Short exercise ▸ Extract the full listing below without altering a single character.

Rows from a dataset ▸

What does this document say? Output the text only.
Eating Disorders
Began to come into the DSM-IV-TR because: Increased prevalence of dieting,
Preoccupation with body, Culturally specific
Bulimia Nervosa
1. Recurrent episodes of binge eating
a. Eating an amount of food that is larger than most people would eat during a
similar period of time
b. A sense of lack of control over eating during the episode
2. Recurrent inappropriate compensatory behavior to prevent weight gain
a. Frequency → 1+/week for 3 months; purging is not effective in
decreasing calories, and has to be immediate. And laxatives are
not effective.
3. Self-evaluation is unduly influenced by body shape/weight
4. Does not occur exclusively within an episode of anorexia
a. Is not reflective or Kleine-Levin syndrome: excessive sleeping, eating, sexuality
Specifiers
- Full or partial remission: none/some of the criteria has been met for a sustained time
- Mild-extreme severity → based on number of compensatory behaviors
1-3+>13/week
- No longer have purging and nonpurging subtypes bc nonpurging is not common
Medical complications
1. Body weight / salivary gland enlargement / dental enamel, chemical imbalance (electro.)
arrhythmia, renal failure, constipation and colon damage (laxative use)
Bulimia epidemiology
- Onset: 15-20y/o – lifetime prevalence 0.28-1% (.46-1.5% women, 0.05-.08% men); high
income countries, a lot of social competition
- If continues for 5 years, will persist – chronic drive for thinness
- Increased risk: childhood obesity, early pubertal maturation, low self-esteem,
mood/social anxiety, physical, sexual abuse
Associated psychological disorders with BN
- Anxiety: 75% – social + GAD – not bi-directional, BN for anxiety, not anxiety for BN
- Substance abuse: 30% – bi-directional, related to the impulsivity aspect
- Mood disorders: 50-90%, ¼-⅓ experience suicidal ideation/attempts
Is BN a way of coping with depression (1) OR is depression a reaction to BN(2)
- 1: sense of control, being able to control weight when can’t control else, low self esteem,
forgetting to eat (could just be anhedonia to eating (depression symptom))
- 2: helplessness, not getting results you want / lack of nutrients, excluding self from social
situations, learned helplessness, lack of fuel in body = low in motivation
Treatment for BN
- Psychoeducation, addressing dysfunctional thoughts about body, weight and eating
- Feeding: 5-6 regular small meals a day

Solved exercise ▸
What does this document say? Output the text only.
Eating Disorders
Began to come into the DSM-IV-TR because: Increased prevalence of dieting,
Preoccupation with body, Culturally specific
Bulimia Nervosa
1. Recurrent episodes of binge eating
a. Eating an amount of food that is larger than most people would eat during a
similar period of time
b. A sense of lack of control over eating during the episode
2. Recurrent inappropriate compensatory behavior to prevent weight gain
a. Frequency → 1+/week for 3 months; purging is not effective in
decreasing calories, and has to be immediate. And laxatives are
not effective.
3. Self-evaluation is unduly influenced by body shape/weight
4. Does not occur exclusively within an episode of anorexia
a. Is not reflective or Kleine-Levin syndrome: excessive sleeping, eating, sexuality
Specifiers
- Full or partial remission: none/some of the criteria has been met for a sustained time
- Mild-extreme severity → based on number of compensatory behaviors
1-3+>13/week
- No longer have purging and nonpurging subtypes bc nonpurging is not common
Medical complications
1. Body weight / salivary gland enlargement / dental enamel, chemical imbalance (electro.)
arrhythmia, renal failure, constipation and colon damage (laxative use)
Bulimia epidemiology
- Onset: 15-20y/o – lifetime prevalence 0.28-1% (.46-1.5% women, 0.05-.08% men); high
income countries, a lot of social competition
- If continues for 5 years, will persist – chronic drive for thinness
- Increased risk: childhood obesity, early pubertal maturation, low self-esteem,
mood/social anxiety, physical, sexual abuse
Associated psychological disorders with BN
- Anxiety: 75% – social + GAD – not bi-directional, BN for anxiety, not anxiety for BN
- Substance abuse: 30% – bi-directional, related to the impulsivity aspect
- Mood disorders: 50-90%, ¼-⅓ experience suicidal ideation/attempts
Is BN a way of coping with depression (1) OR is depression a reaction to BN(2)
- 1: sense of control, being able to control weight when can’t control else, low self esteem,
forgetting to eat (could just be anhedonia to eating (depression symptom))
- 2: helplessness, not getting results you want / lack of nutrients, excluding self from social
situations, learned helplessness, lack of fuel in body = low in motivation
Treatment for BN
- Psychoeducation, addressing dysfunctional thoughts about body, weight and eating
- Feeding: 5-6 regular small meals a day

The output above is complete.